Exercise: Reproduce nothing but the closing run of lines: the line with "Extract all readable text from this page." and each line that follows it to the end of the data.
* Begin Task material *
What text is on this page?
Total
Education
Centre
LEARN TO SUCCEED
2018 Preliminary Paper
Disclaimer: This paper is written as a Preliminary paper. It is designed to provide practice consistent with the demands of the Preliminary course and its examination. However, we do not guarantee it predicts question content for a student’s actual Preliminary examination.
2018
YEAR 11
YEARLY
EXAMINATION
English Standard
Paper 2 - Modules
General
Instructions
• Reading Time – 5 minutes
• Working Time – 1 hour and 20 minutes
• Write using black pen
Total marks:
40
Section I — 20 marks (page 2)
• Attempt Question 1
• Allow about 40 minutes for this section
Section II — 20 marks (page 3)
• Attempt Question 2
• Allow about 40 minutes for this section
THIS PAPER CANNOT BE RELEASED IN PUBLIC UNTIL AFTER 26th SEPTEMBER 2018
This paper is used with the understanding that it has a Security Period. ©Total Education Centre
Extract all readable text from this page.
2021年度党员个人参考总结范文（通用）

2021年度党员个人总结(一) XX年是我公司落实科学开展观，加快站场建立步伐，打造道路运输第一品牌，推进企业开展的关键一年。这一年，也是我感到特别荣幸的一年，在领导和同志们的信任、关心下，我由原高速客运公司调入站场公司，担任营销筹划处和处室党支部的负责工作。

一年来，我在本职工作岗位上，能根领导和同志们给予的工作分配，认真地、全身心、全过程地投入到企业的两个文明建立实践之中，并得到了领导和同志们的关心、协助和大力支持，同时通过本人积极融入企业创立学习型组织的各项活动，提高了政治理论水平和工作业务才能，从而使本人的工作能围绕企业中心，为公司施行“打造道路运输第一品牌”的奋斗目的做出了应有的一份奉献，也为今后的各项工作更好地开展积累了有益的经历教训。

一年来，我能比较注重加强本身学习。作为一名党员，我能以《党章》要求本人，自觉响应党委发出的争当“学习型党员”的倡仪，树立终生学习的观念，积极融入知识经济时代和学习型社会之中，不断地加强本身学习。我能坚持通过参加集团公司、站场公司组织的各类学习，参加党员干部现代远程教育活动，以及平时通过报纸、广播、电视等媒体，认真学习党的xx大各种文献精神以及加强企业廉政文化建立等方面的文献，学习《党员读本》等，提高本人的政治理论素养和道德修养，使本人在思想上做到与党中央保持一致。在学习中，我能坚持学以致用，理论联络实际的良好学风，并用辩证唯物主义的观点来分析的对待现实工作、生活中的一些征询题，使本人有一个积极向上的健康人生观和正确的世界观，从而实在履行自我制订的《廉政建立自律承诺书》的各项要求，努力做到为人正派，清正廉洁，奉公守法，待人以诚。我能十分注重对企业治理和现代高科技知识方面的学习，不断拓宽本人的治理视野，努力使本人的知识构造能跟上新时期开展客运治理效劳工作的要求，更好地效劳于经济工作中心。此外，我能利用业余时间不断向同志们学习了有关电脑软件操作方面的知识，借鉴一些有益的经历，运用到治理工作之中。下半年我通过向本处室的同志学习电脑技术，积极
* End Task material *
Problem solution:
Extract all readable text from this page.
2021年度党员个人参考总结范文（通用）

2021年度党员个人总结(一) XX年是我公司落实科学开展观，加快站场建立步伐，打造道路运输第一品牌，推进企业开展的关键一年。这一年，也是我感到特别荣幸的一年，在领导和同志们的信任、关心下，我由原高速客运公司调入站场公司，担任营销筹划处和处室党支部的负责工作。

一年来，我在本职工作岗位上，能根领导和同志们给予的工作分配，认真地、全身心、全过程地投入到企业的两个文明建立实践之中，并得到了领导和同志们的关心、协助和大力支持，同时通过本人积极融入企业创立学习型组织的各项活动，提高了政治理论水平和工作业务才能，从而使本人的工作能围绕企业中心，为公司施行“打造道路运输第一品牌”的奋斗目的做出了应有的一份奉献，也为今后的各项工作更好地开展积累了有益的经历教训。

一年来，我能比较注重加强本身学习。作为一名党员，我能以《党章》要求本人，自觉响应党委发出的争当“学习型党员”的倡仪，树立终生学习的观念，积极融入知识经济时代和学习型社会之中，不断地加强本身学习。我能坚持通过参加集团公司、站场公司组织的各类学习，参加党员干部现代远程教育活动，以及平时通过报纸、广播、电视等媒体，认真学习党的xx大各种文献精神以及加强企业廉政文化建立等方面的文献，学习《党员读本》等，提高本人的政治理论素养和道德修养，使本人在思想上做到与党中央保持一致。在学习中，我能坚持学以致用，理论联络实际的良好学风，并用辩证唯物主义的观点来分析的对待现实工作、生活中的一些征询题，使本人有一个积极向上的健康人生观和正确的世界观，从而实在履行自我制订的《廉政建立自律承诺书》的各项要求，努力做到为人正派，清正廉洁，奉公守法，待人以诚。我能十分注重对企业治理和现代高科技知识方面的学习，不断拓宽本人的治理视野，努力使本人的知识构造能跟上新时期开展客运治理效劳工作的要求，更好地效劳于经济工作中心。此外，我能利用业余时间不断向同志们学习了有关电脑软件操作方面的知识，借鉴一些有益的经历，运用到治理工作之中。下半年我通过向本处室的同志学习电脑技术，积极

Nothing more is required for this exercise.